* **SELECTION**
────────────────

What exactly are these key stakeholders looking for?

What investors expect


Today's investors are increasingly sophisticated in their evaluation of sustainability performance. They are looking beyond traditional financial metrics to understand a company's resilience, risk management capabilities, and long-term value creation through the lens of sustainability. Transparent and robust ISSB-aligned disclosures on material sustainability related financial risks can provide investors with the reliable information they need to make informed decisions.

What customers expect


Both B2C and B2B customers are increasingly prioritizing the environmental and social impact of the products and services they acquire. For B2C customers, this translates to a direct expectation for companies to operate responsibly and transparently, influencing individual purchasing decisions and building brand loyalty. In B2B relationships, demonstrating a commitment to sustainability through credible reporting can enhance a company's reputation, build trust with business partners, and become a key factor in supply chain and procurement decisions. This is revenue at risk!

────────────────

* **EXTRACTED INFORMATION**

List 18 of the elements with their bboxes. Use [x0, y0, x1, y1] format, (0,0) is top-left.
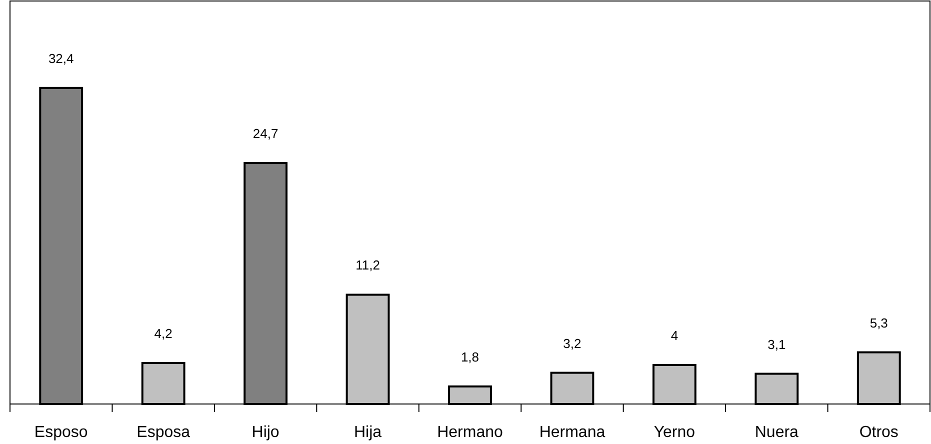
data-label: 4,2 — [154, 326, 172, 342]
data-label: 32,4 — [48, 50, 74, 66]
data-label: 4 — [670, 328, 678, 343]
data-label: 3,1 — [768, 336, 786, 352]
x-tick-label: Nuera — [754, 424, 799, 441]
data-label: 24,7 — [252, 126, 278, 142]
data-label: 11,2 — [356, 258, 380, 273]
x-tick-label: Hermana — [539, 424, 606, 441]
x-tick-label: Hija — [354, 424, 382, 441]
data-label: 1,8 — [460, 349, 480, 364]
data-label: 3,2 — [563, 336, 582, 351]
x-tick-label: Otros — [859, 424, 898, 441]
x-tick-label: Yerno — [654, 424, 696, 441]
x-tick-label: Hijo — [252, 424, 280, 441]
x-tick-label: Hermano — [437, 424, 503, 441]
x-tick-label: Esposo — [34, 424, 88, 441]
x-tick-label: Esposa — [136, 424, 190, 441]
data-label: 5,3 — [870, 315, 888, 330]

────────────────

* **DIRECTIVES**
**a.** According to the text on stakeholder sustainability expectations, why can ISSB-aligned disclosures help investors? Answer in one to three sentences.
**b.** Write the next part of the text on stakeholder sustainability expectations, picking up after its final sentence.

* **OUTPUTS**
**a.** Investors now look beyond traditional financial metrics to understand a company's resilience, risk management capabilities, and long-term value creation through sustainability. Transparent and robust ISSB-aligned disclosures on material sustainability-related financial risks give them the reliable information they need to make informed decisions.

**b.**
What the public expects


Beyond investors and customers, the broader public is increasingly holding companies accountable for their societal impact. Public scrutiny of corporate sustainability practices continues, driven by media attention, NGO activism, and social media. A forward-looking and comprehensive ISSB-aligned disclosure can help foster trust, mitigate reputational risks, and demonstrate a commitment to being a responsible corporate citizen.

The path forward

The emergence of ISSB-aligned regulations marks a significant shift in corporate reporting, and companies that proactively embrace this transformation, rather than simply reacting to mandates, will be the ones more likely to thrive. This approach means establishing a clear process, leveraging technology for accuracy and efficiency, and recognizing that transparency extends to all stakeholders-from investors to customers and the wider public. By viewing ISSB-aligned regulations not as a compliance burden, but as a strategic opportunity to build trust and demonstrate long-term value, organizations can build a stronger foundation for resilience and adaptability as the market continues to change.

To learn more about how Workiva can help with ISSB compliance, request a demo today.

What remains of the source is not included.